** The exercise **
Reproduce exactly the lines from the one containing "Output a JSON" through the last line of the data, both ends included.

** Stored rows **
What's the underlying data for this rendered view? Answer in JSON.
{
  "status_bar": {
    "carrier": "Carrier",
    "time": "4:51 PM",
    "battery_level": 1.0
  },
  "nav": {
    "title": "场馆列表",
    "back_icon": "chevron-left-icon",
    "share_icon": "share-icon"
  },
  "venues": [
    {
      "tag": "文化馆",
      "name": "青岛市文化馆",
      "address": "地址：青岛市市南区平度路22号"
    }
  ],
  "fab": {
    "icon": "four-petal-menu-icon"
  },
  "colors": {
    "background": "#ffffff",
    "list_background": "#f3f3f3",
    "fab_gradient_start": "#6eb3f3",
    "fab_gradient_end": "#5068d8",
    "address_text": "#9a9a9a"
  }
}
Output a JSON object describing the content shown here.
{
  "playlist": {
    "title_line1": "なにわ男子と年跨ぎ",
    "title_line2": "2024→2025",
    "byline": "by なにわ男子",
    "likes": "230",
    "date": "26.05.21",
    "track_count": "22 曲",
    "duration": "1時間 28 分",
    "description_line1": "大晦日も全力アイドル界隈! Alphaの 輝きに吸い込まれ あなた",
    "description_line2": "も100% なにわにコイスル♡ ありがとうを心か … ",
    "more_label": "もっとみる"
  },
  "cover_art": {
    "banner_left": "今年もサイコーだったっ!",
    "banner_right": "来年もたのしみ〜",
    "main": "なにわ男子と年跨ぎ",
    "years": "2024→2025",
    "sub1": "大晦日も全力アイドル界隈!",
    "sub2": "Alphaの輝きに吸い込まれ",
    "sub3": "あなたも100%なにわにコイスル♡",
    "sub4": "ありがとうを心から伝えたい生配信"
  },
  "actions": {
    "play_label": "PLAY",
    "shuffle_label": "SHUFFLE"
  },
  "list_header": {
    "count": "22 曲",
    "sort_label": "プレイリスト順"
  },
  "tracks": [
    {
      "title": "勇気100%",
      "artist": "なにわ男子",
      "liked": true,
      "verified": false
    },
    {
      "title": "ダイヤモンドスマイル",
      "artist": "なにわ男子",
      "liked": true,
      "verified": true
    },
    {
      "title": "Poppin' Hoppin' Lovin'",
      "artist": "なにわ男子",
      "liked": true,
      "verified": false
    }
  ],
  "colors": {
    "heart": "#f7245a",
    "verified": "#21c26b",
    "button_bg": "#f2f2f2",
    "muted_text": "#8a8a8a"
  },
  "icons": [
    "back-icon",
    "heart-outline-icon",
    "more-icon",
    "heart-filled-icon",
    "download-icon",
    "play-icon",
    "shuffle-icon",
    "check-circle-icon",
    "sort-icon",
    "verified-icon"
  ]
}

** Completed exercise **
Output a JSON object describing the content shown here.
{
  "playlist": {
    "title_line1": "なにわ男子と年跨ぎ",
    "title_line2": "2024→2025",
    "byline": "by なにわ男子",
    "likes": "230",
    "date": "26.05.21",
    "track_count": "22 曲",
    "duration": "1時間 28 分",
    "description_line1": "大晦日も全力アイドル界隈! Alphaの 輝きに吸い込まれ あなた",
    "description_line2": "も100% なにわにコイスル♡ ありがとうを心か … ",
    "more_label": "もっとみる"
  },
  "cover_art": {
    "banner_left": "今年もサイコーだったっ!",
    "banner_right": "来年もたのしみ〜",
    "main": "なにわ男子と年跨ぎ",
    "years": "2024→2025",
    "sub1": "大晦日も全力アイドル界隈!",
    "sub2": "Alphaの輝きに吸い込まれ",
    "sub3": "あなたも100%なにわにコイスル♡",
    "sub4": "ありがとうを心から伝えたい生配信"
  },
  "actions": {
    "play_label": "PLAY",
    "shuffle_label": "SHUFFLE"
  },
  "list_header": {
    "count": "22 曲",
    "sort_label": "プレイリスト順"
  },
  "tracks": [
    {
      "title": "勇気100%",
      "artist": "なにわ男子",
      "liked": true,
      "verified": false
    },
    {
      "title": "ダイヤモンドスマイル",
      "artist": "なにわ男子",
      "liked": true,
      "verified": true
    },
    {
      "title": "Poppin' Hoppin' Lovin'",
      "artist": "なにわ男子",
      "liked": true,
      "verified": false
    }
  ],
  "colors": {
    "heart": "#f7245a",
    "verified": "#21c26b",
    "button_bg": "#f2f2f2",
    "muted_text": "#8a8a8a"
  },
  "icons": [
    "back-icon",
    "heart-outline-icon",
    "more-icon",
    "heart-filled-icon",
    "download-icon",
    "play-icon",
    "shuffle-icon",
    "check-circle-icon",
    "sort-icon",
    "verified-icon"
  ]
}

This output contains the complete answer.